Other benign salivary gland-type epithelial tumors may also develop throughout the upper aerodigestive tract. These primarily include myoepitheliomas and canalicular adenomas, although basal cell adenomas and sebaceous adenomas have also been described. One should note that malignancy is usually determined by clear-cut infiltration into surrounding tissues, and the unequivocal diagnosis of benignancy cannot always be made based on small biopsy specimens.

AIM OF THE TASK:
Print the passage on benign salivary gland-type tumors word for word, between "Other benign salivary" and "small biopsy specimens.", inclusive. The listing that comes next is separate material, unrelated to the passage on salivary gland-type tumors.

INPUT DATA:
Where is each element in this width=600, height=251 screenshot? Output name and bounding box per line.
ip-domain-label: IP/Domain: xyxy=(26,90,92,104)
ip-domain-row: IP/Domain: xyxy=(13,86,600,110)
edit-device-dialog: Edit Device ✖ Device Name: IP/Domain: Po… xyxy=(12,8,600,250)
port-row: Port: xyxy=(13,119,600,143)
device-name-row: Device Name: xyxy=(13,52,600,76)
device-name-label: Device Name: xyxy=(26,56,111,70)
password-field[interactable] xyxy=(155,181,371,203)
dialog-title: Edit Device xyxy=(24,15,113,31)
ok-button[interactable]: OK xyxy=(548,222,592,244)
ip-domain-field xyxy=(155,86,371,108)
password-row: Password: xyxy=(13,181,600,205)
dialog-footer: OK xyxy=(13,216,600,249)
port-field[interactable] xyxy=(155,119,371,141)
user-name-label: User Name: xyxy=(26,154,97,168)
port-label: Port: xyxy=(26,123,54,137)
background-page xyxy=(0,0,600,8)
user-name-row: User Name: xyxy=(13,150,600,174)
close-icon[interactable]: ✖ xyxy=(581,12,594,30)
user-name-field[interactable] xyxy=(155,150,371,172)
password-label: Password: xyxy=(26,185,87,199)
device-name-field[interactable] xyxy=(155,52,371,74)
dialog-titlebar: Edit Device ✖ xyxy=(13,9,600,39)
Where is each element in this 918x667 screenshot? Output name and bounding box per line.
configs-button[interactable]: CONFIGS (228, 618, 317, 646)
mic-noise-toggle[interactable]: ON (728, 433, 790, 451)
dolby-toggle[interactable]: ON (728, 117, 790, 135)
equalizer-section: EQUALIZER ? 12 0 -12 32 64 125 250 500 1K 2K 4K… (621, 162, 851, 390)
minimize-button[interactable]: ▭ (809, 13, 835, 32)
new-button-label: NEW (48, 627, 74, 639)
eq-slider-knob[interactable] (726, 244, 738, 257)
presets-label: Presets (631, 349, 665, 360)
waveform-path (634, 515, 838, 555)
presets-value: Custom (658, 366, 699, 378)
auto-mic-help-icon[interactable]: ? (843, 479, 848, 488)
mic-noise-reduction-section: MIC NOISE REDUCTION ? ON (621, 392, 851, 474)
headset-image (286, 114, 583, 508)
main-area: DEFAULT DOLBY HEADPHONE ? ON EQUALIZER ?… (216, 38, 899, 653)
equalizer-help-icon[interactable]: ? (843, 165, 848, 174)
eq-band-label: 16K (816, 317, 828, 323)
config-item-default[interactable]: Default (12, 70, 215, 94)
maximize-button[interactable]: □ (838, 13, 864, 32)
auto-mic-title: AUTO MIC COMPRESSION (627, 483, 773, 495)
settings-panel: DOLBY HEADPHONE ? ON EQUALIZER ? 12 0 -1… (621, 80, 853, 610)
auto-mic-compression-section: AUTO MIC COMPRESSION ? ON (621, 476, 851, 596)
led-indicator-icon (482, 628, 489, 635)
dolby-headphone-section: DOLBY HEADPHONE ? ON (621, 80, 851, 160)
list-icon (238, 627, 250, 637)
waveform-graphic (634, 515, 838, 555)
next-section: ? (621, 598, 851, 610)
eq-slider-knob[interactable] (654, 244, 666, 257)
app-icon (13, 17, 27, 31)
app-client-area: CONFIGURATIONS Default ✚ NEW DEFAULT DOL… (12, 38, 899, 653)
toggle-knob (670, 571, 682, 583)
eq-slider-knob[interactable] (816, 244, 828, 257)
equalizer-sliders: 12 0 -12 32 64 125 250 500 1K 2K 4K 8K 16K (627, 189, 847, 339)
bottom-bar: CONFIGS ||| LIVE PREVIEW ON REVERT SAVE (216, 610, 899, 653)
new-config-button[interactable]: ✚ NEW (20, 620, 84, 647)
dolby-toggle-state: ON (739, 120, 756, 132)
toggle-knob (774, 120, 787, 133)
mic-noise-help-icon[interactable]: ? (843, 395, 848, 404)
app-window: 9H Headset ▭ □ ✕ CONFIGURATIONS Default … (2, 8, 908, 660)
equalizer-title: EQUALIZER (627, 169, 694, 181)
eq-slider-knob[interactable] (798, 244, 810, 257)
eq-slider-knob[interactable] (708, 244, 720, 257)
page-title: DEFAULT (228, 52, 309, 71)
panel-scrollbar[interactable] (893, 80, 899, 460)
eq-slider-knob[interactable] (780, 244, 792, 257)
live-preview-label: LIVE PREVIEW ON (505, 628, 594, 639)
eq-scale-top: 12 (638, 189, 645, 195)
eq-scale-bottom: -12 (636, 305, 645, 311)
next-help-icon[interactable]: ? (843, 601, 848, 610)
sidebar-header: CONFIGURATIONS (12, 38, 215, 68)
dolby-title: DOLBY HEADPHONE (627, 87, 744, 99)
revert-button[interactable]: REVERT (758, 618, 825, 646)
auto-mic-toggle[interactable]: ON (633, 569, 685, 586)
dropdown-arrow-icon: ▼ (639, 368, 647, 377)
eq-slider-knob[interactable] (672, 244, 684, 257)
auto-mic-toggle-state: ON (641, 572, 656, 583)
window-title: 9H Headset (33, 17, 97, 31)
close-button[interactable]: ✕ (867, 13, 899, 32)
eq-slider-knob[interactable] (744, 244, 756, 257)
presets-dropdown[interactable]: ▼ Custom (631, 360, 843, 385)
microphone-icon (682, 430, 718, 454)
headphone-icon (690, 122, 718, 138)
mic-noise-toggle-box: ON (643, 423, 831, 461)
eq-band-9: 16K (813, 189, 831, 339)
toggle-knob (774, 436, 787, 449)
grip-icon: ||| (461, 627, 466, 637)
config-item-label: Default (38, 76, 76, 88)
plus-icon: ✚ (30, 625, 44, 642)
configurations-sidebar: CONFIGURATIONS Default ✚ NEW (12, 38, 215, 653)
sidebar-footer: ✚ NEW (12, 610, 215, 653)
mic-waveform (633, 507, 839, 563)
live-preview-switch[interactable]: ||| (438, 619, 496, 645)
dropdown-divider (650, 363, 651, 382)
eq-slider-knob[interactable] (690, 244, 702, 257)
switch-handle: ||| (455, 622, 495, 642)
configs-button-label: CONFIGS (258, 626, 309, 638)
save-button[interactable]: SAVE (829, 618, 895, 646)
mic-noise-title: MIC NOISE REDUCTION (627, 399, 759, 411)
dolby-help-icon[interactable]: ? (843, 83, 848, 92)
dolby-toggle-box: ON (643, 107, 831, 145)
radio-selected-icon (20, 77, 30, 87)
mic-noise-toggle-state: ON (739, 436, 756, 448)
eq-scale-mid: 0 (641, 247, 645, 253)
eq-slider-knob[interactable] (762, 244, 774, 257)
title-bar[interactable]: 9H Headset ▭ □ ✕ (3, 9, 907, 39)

RESPONSE TO THIS EXERCISE:
Other benign salivary gland-type epithelial tumors may also develop throughout the upper aerodigestive tract. These primarily include myoepitheliomas and canalicular adenomas, although basal cell adenomas and sebaceous adenomas have also been described. One should note that malignancy is usually determined by clear-cut infiltration into surrounding tissues, and the unequivocal diagnosis of benignancy cannot always be made based on small biopsy specimens.